[Yapılacak İşler]
1 - Zübeyde Hanım'ı anlatan metne göre:
(a) Zübeyde Hanım oğlu hakkında hangi asılsız haberi duyar?
(b) Makbule kiminle evlenir?
(c) Zübeyde Hanım hangi eve döner ve orada kimlerle yaşar?
2 - Zübeyde Hanım'ı anlatan metni kaldığı yerden sürdürebilir misin?

[Alıntılanan Metin]
•••

Samsun’a çıkışla birlikte başlayan günler Mustafa Kemal için
olduğu gibi, annesi ve kardeşi için de sıkıntılı, sancılı günler olacaktır. Bu
arada oğlu Mustafa Kemal’in “öldüğü” asılsız haberini duyan ve zaten hasta olan
Zübeyde Hanım, iyice hastalanır, kısmen felç olur. Zübeyde Hanım için bu
sıkıntılı günlerde sevindirici bir olay gerçekleşir. Kızı Makbule, askerlikten
ayrılarak ticarete atılan Mustafa Mecdi Bey’le evlenir. Zübeyde Hanım, tekrar
Akaretler’deki eve döner, kızı ve damadı ile burada yaşamaya devam
ederler.

•••

[Veriler]
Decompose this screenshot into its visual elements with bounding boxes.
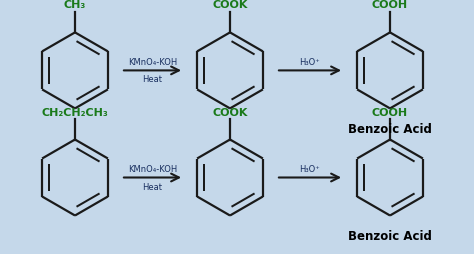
Text: COOK: COOK <box>212 107 248 117</box>
Text: Benzoic Acid: Benzoic Acid <box>348 230 432 243</box>
Text: H₃O⁺: H₃O⁺ <box>300 165 320 174</box>
Text: Heat: Heat <box>143 75 163 84</box>
Text: Heat: Heat <box>143 182 163 191</box>
Text: KMnO₄-KOH: KMnO₄-KOH <box>128 58 177 67</box>
Text: H₃O⁺: H₃O⁺ <box>300 58 320 67</box>
Text: COOH: COOH <box>372 107 408 117</box>
Text: CH₃: CH₃ <box>64 1 86 10</box>
Text: KMnO₄-KOH: KMnO₄-KOH <box>128 165 177 174</box>
Text: Benzoic Acid: Benzoic Acid <box>348 123 432 136</box>
Text: COOK: COOK <box>212 1 248 10</box>
Text: COOH: COOH <box>372 1 408 10</box>
Text: CH₂CH₂CH₃: CH₂CH₂CH₃ <box>42 107 109 117</box>
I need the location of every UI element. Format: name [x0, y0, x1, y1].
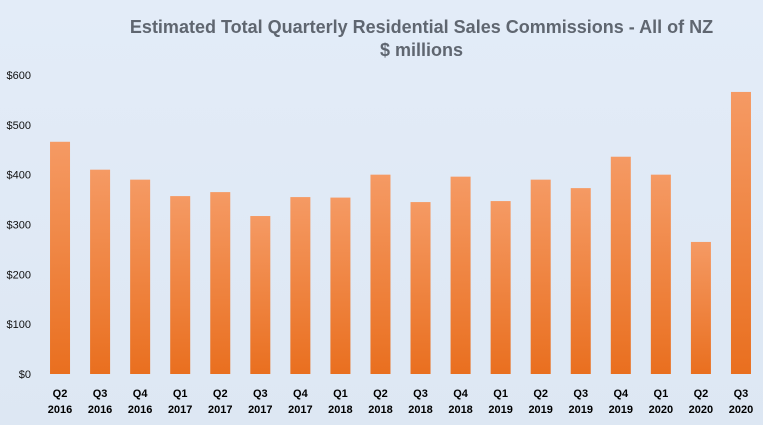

•••

[Yanıt Listesi]
1 -
(a) Oğlu Mustafa Kemal'in öldüğü haberini.
(b) Askerlikten ayrılarak ticarete atılan Mustafa Mecdi Bey'le.
(c) Akaretler'deki eve döner; orada kızı ve damadıyla yaşar.

2 -
Bu acılı, sıkıntılı ama umut dolu günler Milli Mücadele boyunca
sürecektir. Zübeyde Hanım’ın hastalığı gün geçtikçe artıyordu. Annesinin kuşatma
altındaki İstanbul’da kalması Mustafa Kemal’i üzüyor, annesine ateş hattındayken
bile mektuplar yazıyordu. Arkadaşları Zübeyde Hanım’a yardım ediyor, bütün
isteklerini yerine getiriyorlardı. Zübeyde Hanım’ın, ölmeden oğlunu görme isteği
ile oğlunun da bir an önce annesine kavuşma özlemi çektiği, karşılıklı
gönderilen telgraflarda görülmektedir.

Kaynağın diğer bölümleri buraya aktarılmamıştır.